--- Begin RECORDS FOR PROCESSING ---

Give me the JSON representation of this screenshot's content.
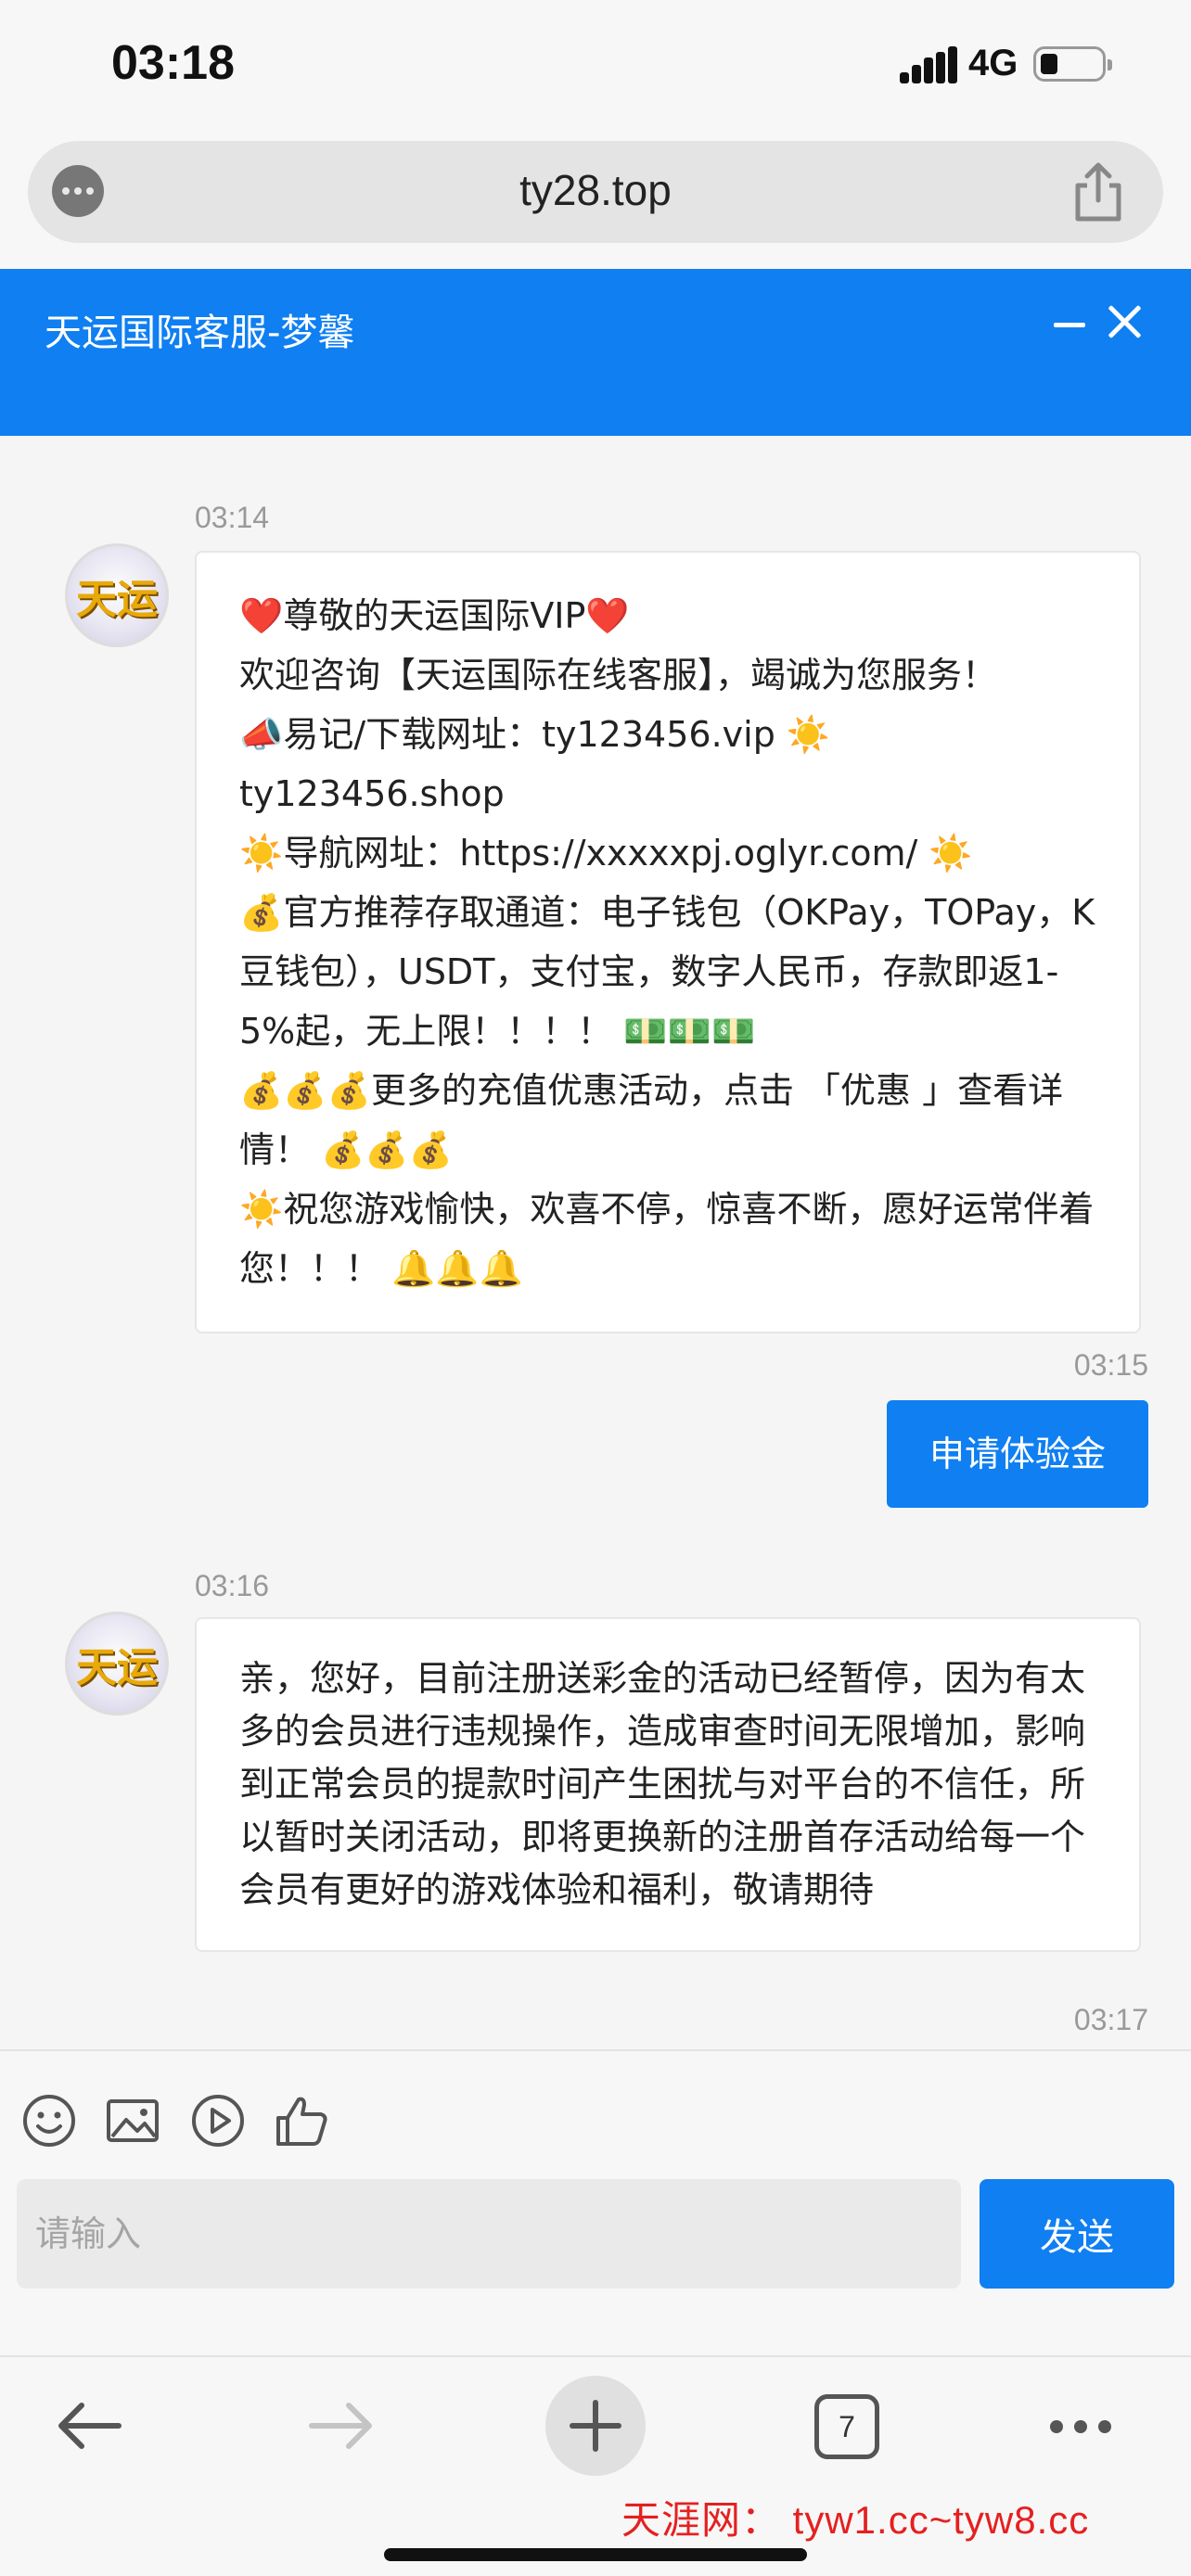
{
  "status_bar": {
    "time": "03:18",
    "network": "4G"
  },
  "browser": {
    "url": "ty28.top"
  },
  "chat_header": {
    "title": "天运国际客服-梦馨"
  },
  "messages": [
    {
      "time": "03:14",
      "sender": "agent",
      "lines": [
        "❤️尊敬的天运国际VIP❤️",
        "欢迎咨询【天运国际在线客服】，竭诚为您服务！",
        "📣易记/下载网址：ty123456.vip ☀️ ty123456.shop",
        "☀️导航网址：https://xxxxxpj.oglyr.com/ ☀️",
        "💰官方推荐存取通道：电子钱包（OKPay，TOPay，K豆钱包），USDT，支付宝，数字人民币，存款即返1-5%起，无上限！！！！ 💵💵💵",
        "💰💰💰更多的充值优惠活动，点击 「优惠 」查看详情！ 💰💰💰",
        "☀️祝您游戏愉快，欢喜不停，惊喜不断，愿好运常伴着您！！！ 🔔🔔🔔"
      ]
    },
    {
      "time": "03:15",
      "sender": "user",
      "text": "申请体验金"
    },
    {
      "time": "03:16",
      "sender": "agent",
      "text": "亲，您好，目前注册送彩金的活动已经暂停，因为有太多的会员进行违规操作，造成审查时间无限增加，影响到正常会员的提款时间产生困扰与对平台的不信任，所以暂时关闭活动，即将更换新的注册首存活动给每一个会员有更好的游戏体验和福利，敬请期待"
    },
    {
      "time": "03:17",
      "sender": "user",
      "text": ""
    }
  ],
  "avatar": {
    "logo_text": "天运"
  },
  "composer": {
    "placeholder": "请输入",
    "send_label": "发送"
  },
  "bottom_nav": {
    "tab_count": "7"
  },
  "watermark": "天涯网： tyw1.cc~tyw8.cc",
  "colors": {
    "accent": "#0f7ff2",
    "background": "#f5f5f5"
  }
}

--- End RECORDS FOR PROCESSING ---

=== OBJECTIVE ===
Copy all the entries word for word. Omit any pictures.

=== RESULT OF THE EXERCISE ===
Give me the JSON representation of this screenshot's content.
{
  "status_bar": {
    "time": "03:18",
    "network": "4G"
  },
  "browser": {
    "url": "ty28.top"
  },
  "chat_header": {
    "title": "天运国际客服-梦馨"
  },
  "messages": [
    {
      "time": "03:14",
      "sender": "agent",
      "lines": [
        "❤️尊敬的天运国际VIP❤️",
        "欢迎咨询【天运国际在线客服】，竭诚为您服务！",
        "📣易记/下载网址：ty123456.vip ☀️ ty123456.shop",
        "☀️导航网址：https://xxxxxpj.oglyr.com/ ☀️",
        "💰官方推荐存取通道：电子钱包（OKPay，TOPay，K豆钱包），USDT，支付宝，数字人民币，存款即返1-5%起，无上限！！！！ 💵💵💵",
        "💰💰💰更多的充值优惠活动，点击 「优惠 」查看详情！ 💰💰💰",
        "☀️祝您游戏愉快，欢喜不停，惊喜不断，愿好运常伴着您！！！ 🔔🔔🔔"
      ]
    },
    {
      "time": "03:15",
      "sender": "user",
      "text": "申请体验金"
    },
    {
      "time": "03:16",
      "sender": "agent",
      "text": "亲，您好，目前注册送彩金的活动已经暂停，因为有太多的会员进行违规操作，造成审查时间无限增加，影响到正常会员的提款时间产生困扰与对平台的不信任，所以暂时关闭活动，即将更换新的注册首存活动给每一个会员有更好的游戏体验和福利，敬请期待"
    },
    {
      "time": "03:17",
      "sender": "user",
      "text": ""
    }
  ],
  "avatar": {
    "logo_text": "天运"
  },
  "composer": {
    "placeholder": "请输入",
    "send_label": "发送"
  },
  "bottom_nav": {
    "tab_count": "7"
  },
  "watermark": "天涯网： tyw1.cc~tyw8.cc",
  "colors": {
    "accent": "#0f7ff2",
    "background": "#f5f5f5"
  }
}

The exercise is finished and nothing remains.